[A block of data]
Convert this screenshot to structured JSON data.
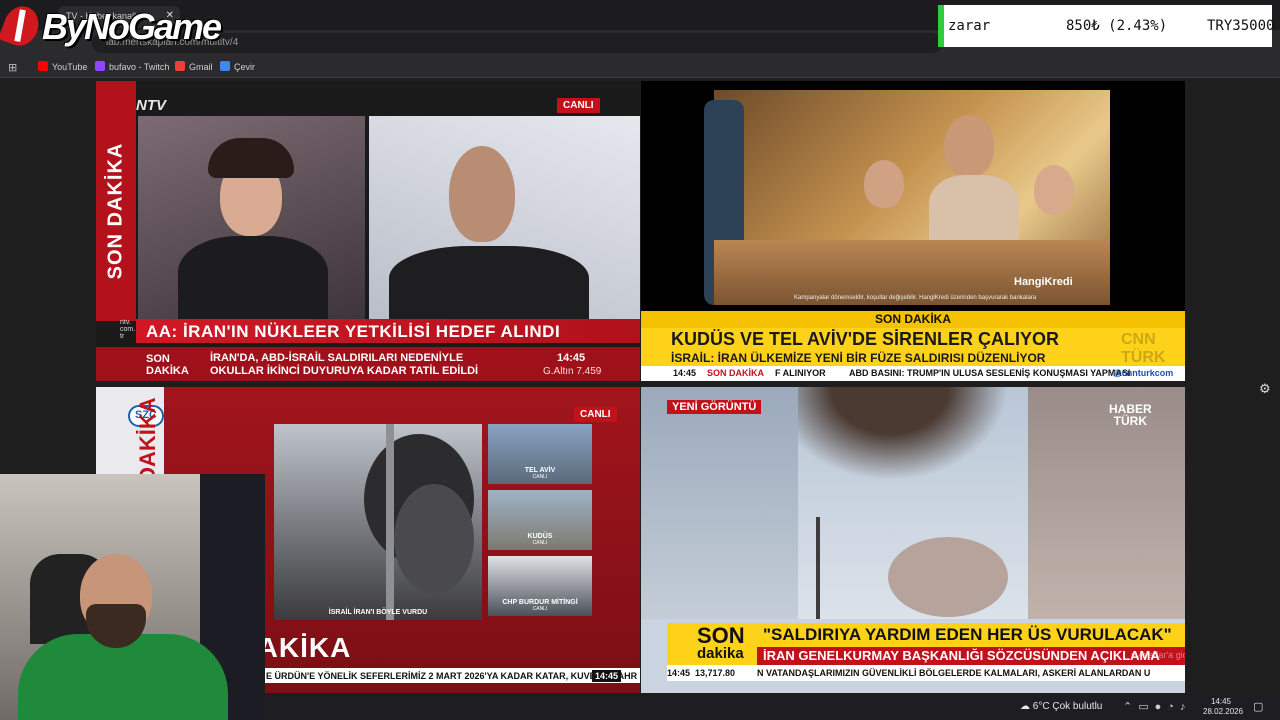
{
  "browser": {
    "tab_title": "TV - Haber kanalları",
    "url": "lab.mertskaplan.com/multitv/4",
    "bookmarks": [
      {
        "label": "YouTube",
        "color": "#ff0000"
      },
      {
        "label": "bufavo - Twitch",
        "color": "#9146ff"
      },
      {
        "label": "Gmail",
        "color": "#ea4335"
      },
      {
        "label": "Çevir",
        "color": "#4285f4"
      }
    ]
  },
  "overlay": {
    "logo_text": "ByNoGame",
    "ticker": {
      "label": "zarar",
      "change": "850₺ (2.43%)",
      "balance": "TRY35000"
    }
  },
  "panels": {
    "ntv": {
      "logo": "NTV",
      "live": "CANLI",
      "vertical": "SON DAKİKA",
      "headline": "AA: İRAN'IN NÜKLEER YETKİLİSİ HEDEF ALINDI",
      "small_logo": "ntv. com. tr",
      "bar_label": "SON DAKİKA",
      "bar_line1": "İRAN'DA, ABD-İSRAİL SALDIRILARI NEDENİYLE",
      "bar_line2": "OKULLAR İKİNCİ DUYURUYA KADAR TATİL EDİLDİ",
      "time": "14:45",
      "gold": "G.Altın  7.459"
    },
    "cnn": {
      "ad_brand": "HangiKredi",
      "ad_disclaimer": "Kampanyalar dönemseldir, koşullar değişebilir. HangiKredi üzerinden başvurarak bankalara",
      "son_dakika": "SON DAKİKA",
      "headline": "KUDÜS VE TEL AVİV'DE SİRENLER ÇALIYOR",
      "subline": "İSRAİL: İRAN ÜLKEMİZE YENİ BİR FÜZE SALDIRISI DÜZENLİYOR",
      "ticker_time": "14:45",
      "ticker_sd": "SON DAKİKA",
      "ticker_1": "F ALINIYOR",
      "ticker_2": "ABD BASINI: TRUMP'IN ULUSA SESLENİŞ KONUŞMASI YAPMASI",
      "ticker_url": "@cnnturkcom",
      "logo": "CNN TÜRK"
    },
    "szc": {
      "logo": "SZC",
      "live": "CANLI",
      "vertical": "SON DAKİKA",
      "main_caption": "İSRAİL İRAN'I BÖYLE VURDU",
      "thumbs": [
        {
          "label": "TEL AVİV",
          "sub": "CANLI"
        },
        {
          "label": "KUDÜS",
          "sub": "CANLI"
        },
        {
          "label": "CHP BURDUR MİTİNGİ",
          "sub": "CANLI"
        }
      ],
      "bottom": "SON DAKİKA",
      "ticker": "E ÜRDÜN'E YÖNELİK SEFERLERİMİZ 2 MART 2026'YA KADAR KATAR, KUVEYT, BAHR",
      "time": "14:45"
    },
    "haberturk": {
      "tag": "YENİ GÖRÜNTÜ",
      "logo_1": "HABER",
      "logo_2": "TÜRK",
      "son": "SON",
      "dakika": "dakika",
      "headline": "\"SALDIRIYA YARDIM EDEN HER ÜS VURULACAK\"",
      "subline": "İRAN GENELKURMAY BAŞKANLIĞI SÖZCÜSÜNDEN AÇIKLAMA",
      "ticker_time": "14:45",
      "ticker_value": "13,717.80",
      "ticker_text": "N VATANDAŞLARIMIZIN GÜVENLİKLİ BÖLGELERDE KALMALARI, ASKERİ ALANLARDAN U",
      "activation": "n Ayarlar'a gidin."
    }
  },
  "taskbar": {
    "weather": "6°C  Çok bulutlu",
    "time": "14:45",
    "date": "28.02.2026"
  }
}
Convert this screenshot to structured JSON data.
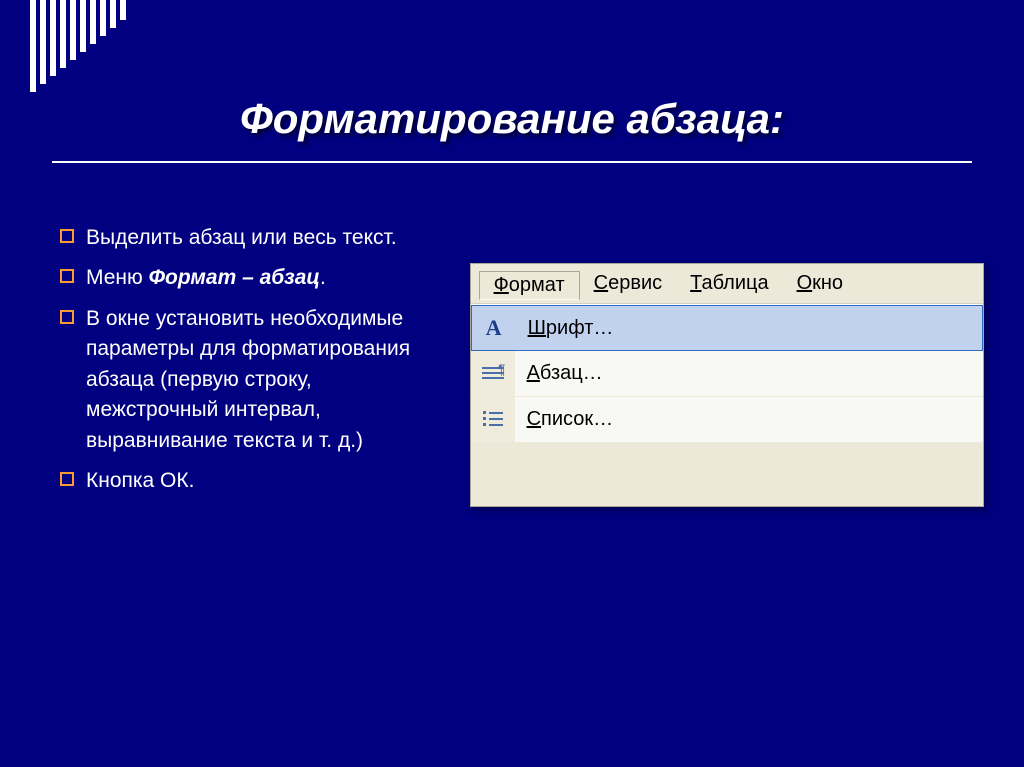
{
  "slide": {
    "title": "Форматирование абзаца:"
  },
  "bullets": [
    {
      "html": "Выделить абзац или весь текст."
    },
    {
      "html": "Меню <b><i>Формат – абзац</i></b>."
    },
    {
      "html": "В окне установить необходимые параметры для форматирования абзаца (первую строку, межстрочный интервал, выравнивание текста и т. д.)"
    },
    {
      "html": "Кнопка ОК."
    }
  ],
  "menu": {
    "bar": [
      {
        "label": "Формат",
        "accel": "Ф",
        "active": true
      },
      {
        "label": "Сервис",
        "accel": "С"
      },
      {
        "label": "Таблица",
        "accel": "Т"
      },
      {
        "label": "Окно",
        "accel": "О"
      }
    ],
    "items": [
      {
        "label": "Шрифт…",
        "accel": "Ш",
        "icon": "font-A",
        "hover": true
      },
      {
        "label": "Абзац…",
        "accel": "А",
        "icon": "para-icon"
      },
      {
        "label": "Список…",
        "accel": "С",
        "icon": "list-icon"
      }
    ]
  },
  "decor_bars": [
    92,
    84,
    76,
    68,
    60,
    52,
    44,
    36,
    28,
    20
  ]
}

Task instructions: In your copy, leave out the pictures and reproduce the material above exactly.

Task answer:
Convert this screenshot to structured JSON data.
{
  "browser": {
    "tab_title": "TV - Haber kanalları",
    "url": "lab.mertskaplan.com/multitv/4",
    "bookmarks": [
      {
        "label": "YouTube",
        "color": "#ff0000"
      },
      {
        "label": "bufavo - Twitch",
        "color": "#9146ff"
      },
      {
        "label": "Gmail",
        "color": "#ea4335"
      },
      {
        "label": "Çevir",
        "color": "#4285f4"
      }
    ]
  },
  "overlay": {
    "logo_text": "ByNoGame",
    "ticker": {
      "label": "zarar",
      "change": "850₺ (2.43%)",
      "balance": "TRY35000"
    }
  },
  "panels": {
    "ntv": {
      "logo": "NTV",
      "live": "CANLI",
      "vertical": "SON DAKİKA",
      "headline": "AA: İRAN'IN NÜKLEER YETKİLİSİ HEDEF ALINDI",
      "small_logo": "ntv. com. tr",
      "bar_label": "SON DAKİKA",
      "bar_line1": "İRAN'DA, ABD-İSRAİL SALDIRILARI NEDENİYLE",
      "bar_line2": "OKULLAR İKİNCİ DUYURUYA KADAR TATİL EDİLDİ",
      "time": "14:45",
      "gold": "G.Altın  7.459"
    },
    "cnn": {
      "ad_brand": "HangiKredi",
      "ad_disclaimer": "Kampanyalar dönemseldir, koşullar değişebilir. HangiKredi üzerinden başvurarak bankalara",
      "son_dakika": "SON DAKİKA",
      "headline": "KUDÜS VE TEL AVİV'DE SİRENLER ÇALIYOR",
      "subline": "İSRAİL: İRAN ÜLKEMİZE YENİ BİR FÜZE SALDIRISI DÜZENLİYOR",
      "ticker_time": "14:45",
      "ticker_sd": "SON DAKİKA",
      "ticker_1": "F ALINIYOR",
      "ticker_2": "ABD BASINI: TRUMP'IN ULUSA SESLENİŞ KONUŞMASI YAPMASI",
      "ticker_url": "@cnnturkcom",
      "logo": "CNN TÜRK"
    },
    "szc": {
      "logo": "SZC",
      "live": "CANLI",
      "vertical": "SON DAKİKA",
      "main_caption": "İSRAİL İRAN'I BÖYLE VURDU",
      "thumbs": [
        {
          "label": "TEL AVİV",
          "sub": "CANLI"
        },
        {
          "label": "KUDÜS",
          "sub": "CANLI"
        },
        {
          "label": "CHP BURDUR MİTİNGİ",
          "sub": "CANLI"
        }
      ],
      "bottom": "SON DAKİKA",
      "ticker": "E ÜRDÜN'E YÖNELİK SEFERLERİMİZ 2 MART 2026'YA KADAR KATAR, KUVEYT, BAHR",
      "time": "14:45"
    },
    "haberturk": {
      "tag": "YENİ GÖRÜNTÜ",
      "logo_1": "HABER",
      "logo_2": "TÜRK",
      "son": "SON",
      "dakika": "dakika",
      "headline": "\"SALDIRIYA YARDIM EDEN HER ÜS VURULACAK\"",
      "subline": "İRAN GENELKURMAY BAŞKANLIĞI SÖZCÜSÜNDEN AÇIKLAMA",
      "ticker_time": "14:45",
      "ticker_value": "13,717.80",
      "ticker_text": "N VATANDAŞLARIMIZIN GÜVENLİKLİ BÖLGELERDE KALMALARI, ASKERİ ALANLARDAN U",
      "activation": "n Ayarlar'a gidin."
    }
  },
  "taskbar": {
    "weather": "6°C  Çok bulutlu",
    "time": "14:45",
    "date": "28.02.2026"
  }
}
Convert this screenshot to structured JSON data.
{
  "slide": {
    "title": "Форматирование абзаца:"
  },
  "bullets": [
    {
      "html": "Выделить абзац или весь текст."
    },
    {
      "html": "Меню <b><i>Формат – абзац</i></b>."
    },
    {
      "html": "В окне установить необходимые параметры для форматирования абзаца (первую строку, межстрочный интервал, выравнивание текста и т. д.)"
    },
    {
      "html": "Кнопка ОК."
    }
  ],
  "menu": {
    "bar": [
      {
        "label": "Формат",
        "accel": "Ф",
        "active": true
      },
      {
        "label": "Сервис",
        "accel": "С"
      },
      {
        "label": "Таблица",
        "accel": "Т"
      },
      {
        "label": "Окно",
        "accel": "О"
      }
    ],
    "items": [
      {
        "label": "Шрифт…",
        "accel": "Ш",
        "icon": "font-A",
        "hover": true
      },
      {
        "label": "Абзац…",
        "accel": "А",
        "icon": "para-icon"
      },
      {
        "label": "Список…",
        "accel": "С",
        "icon": "list-icon"
      }
    ]
  },
  "decor_bars": [
    92,
    84,
    76,
    68,
    60,
    52,
    44,
    36,
    28,
    20
  ]
}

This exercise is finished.